WHAT IS BEING ASKED => Word for word, copy all the data and drop the pictures.
++++ THE DATA
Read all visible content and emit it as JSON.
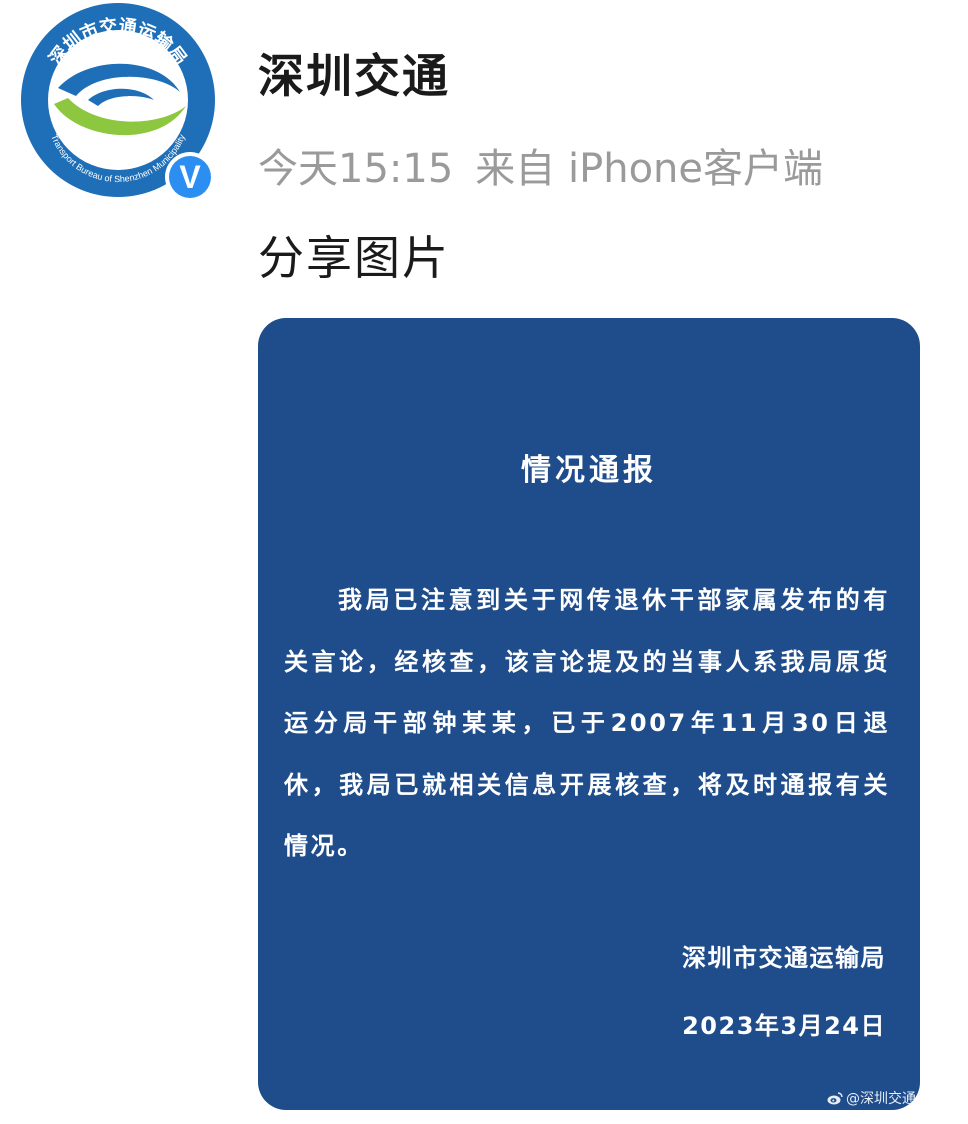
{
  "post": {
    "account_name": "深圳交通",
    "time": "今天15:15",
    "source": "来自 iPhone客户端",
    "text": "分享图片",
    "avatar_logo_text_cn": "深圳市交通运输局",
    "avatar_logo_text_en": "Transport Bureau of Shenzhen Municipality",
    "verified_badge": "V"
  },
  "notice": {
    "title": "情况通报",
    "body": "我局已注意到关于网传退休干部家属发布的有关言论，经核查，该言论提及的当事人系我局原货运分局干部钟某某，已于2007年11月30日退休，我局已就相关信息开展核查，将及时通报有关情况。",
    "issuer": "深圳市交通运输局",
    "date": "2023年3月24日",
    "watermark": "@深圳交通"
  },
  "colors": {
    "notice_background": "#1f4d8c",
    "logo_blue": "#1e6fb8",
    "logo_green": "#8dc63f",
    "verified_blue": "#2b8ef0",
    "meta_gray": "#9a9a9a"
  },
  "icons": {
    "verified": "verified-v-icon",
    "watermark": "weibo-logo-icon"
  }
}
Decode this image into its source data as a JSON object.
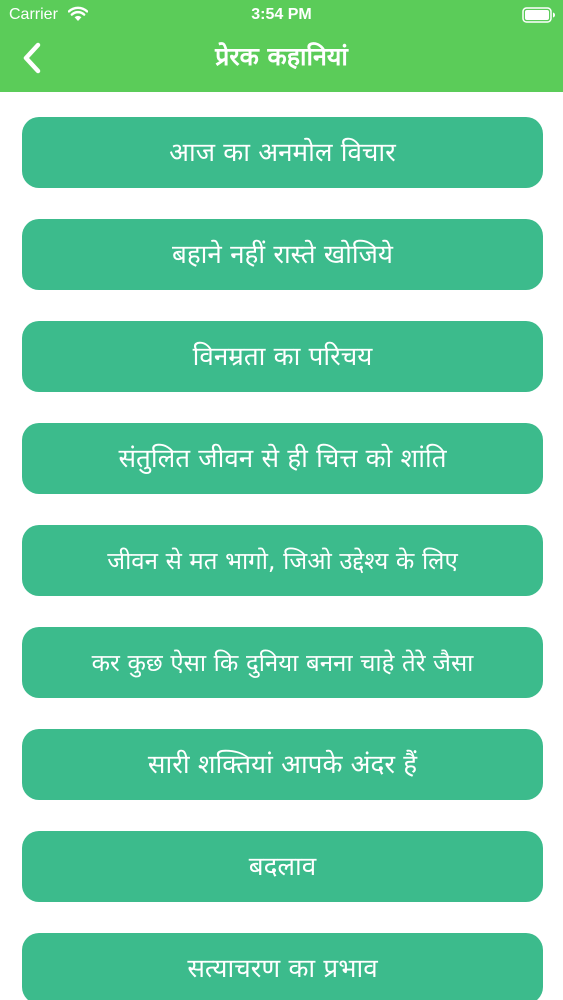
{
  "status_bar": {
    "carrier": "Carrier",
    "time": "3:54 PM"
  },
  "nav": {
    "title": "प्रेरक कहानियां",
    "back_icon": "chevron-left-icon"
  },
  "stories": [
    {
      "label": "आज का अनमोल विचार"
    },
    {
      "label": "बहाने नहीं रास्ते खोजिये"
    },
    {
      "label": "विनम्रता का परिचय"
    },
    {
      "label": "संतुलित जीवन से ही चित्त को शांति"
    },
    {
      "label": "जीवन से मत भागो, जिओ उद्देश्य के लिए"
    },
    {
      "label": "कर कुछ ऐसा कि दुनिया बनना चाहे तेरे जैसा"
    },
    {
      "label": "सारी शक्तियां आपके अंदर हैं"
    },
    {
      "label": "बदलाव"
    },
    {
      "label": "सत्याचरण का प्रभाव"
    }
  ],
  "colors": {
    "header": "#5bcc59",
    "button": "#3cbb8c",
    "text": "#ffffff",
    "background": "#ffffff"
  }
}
++++++++
RESULT OF THE TASK =>
Read all visible content and emit it as JSON.
{
  "post": {
    "account_name": "深圳交通",
    "time": "今天15:15",
    "source": "来自 iPhone客户端",
    "text": "分享图片",
    "avatar_logo_text_cn": "深圳市交通运输局",
    "avatar_logo_text_en": "Transport Bureau of Shenzhen Municipality",
    "verified_badge": "V"
  },
  "notice": {
    "title": "情况通报",
    "body": "我局已注意到关于网传退休干部家属发布的有关言论，经核查，该言论提及的当事人系我局原货运分局干部钟某某，已于2007年11月30日退休，我局已就相关信息开展核查，将及时通报有关情况。",
    "issuer": "深圳市交通运输局",
    "date": "2023年3月24日",
    "watermark": "@深圳交通"
  },
  "colors": {
    "notice_background": "#1f4d8c",
    "logo_blue": "#1e6fb8",
    "logo_green": "#8dc63f",
    "verified_blue": "#2b8ef0",
    "meta_gray": "#9a9a9a"
  },
  "icons": {
    "verified": "verified-v-icon",
    "watermark": "weibo-logo-icon"
  }
}
Decode this image into its source data as a JSON object.
{
  "status_bar": {
    "carrier": "Carrier",
    "time": "3:54 PM"
  },
  "nav": {
    "title": "प्रेरक कहानियां",
    "back_icon": "chevron-left-icon"
  },
  "stories": [
    {
      "label": "आज का अनमोल विचार"
    },
    {
      "label": "बहाने नहीं रास्ते खोजिये"
    },
    {
      "label": "विनम्रता का परिचय"
    },
    {
      "label": "संतुलित जीवन से ही चित्त को शांति"
    },
    {
      "label": "जीवन से मत भागो, जिओ उद्देश्य के लिए"
    },
    {
      "label": "कर कुछ ऐसा कि दुनिया बनना चाहे तेरे जैसा"
    },
    {
      "label": "सारी शक्तियां आपके अंदर हैं"
    },
    {
      "label": "बदलाव"
    },
    {
      "label": "सत्याचरण का प्रभाव"
    }
  ],
  "colors": {
    "header": "#5bcc59",
    "button": "#3cbb8c",
    "text": "#ffffff",
    "background": "#ffffff"
  }
}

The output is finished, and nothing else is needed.